### Gegebener Text
___
II. Es fand am 5. April 2019 eine mündliche Verhandlung statt. Die Beschwerdeführerinnen I und II (Einsprechenden 1 und 2) haben die Aufhebung der angefochtenen Entscheidung und den Widerruf des Patents beantragt. Die Beschwerdegegnerin (Patentinhaberin) hat die Zurückweisung der Beschwerde und die Aufrechterhaltung des Patents in geänderter Form gemäß der angefochtenen Entscheidung (Hauptantrag), hilfsweise auf der Basis des Hilfsantrags 1 (eingereicht am 23. Dezember 2014) oder des Hilfsantrags 2 (eingereicht in der mündlichen Verhandlung) beantragt.
___
### Bereitgestellte Daten
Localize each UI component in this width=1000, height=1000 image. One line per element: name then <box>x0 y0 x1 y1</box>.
___
### Schriftliche Aufgabe 1
An welchem Datum fand laut dem gegebenen Text die mündliche Verhandlung statt?
### Schriftliche Aufgabe 2
Schreibe aus dem gegebenen Text wortgetreu die Stelle von „II. Es fand“ bis „mündlichen Verhandlung) beantragt.“ heraus.
Stütze dich allein auf den gegebenen Text.

### Vollständige Antwort 1
Am 5. April 2019.

### Vollständige Antwort 2
II. Es fand am 5. April 2019 eine mündliche Verhandlung statt. Die Beschwerdeführerinnen I und II (Einsprechenden 1 und 2) haben die Aufhebung der angefochtenen Entscheidung und den Widerruf des Patents beantragt. Die Beschwerdegegnerin (Patentinhaberin) hat die Zurückweisung der Beschwerde und die Aufrechterhaltung des Patents in geänderter Form gemäß der angefochtenen Entscheidung (Hauptantrag), hilfsweise auf der Basis des Hilfsantrags 1 (eingereicht am 23. Dezember 2014) oder des Hilfsantrags 2 (eingereicht in der mündlichen Verhandlung) beantragt.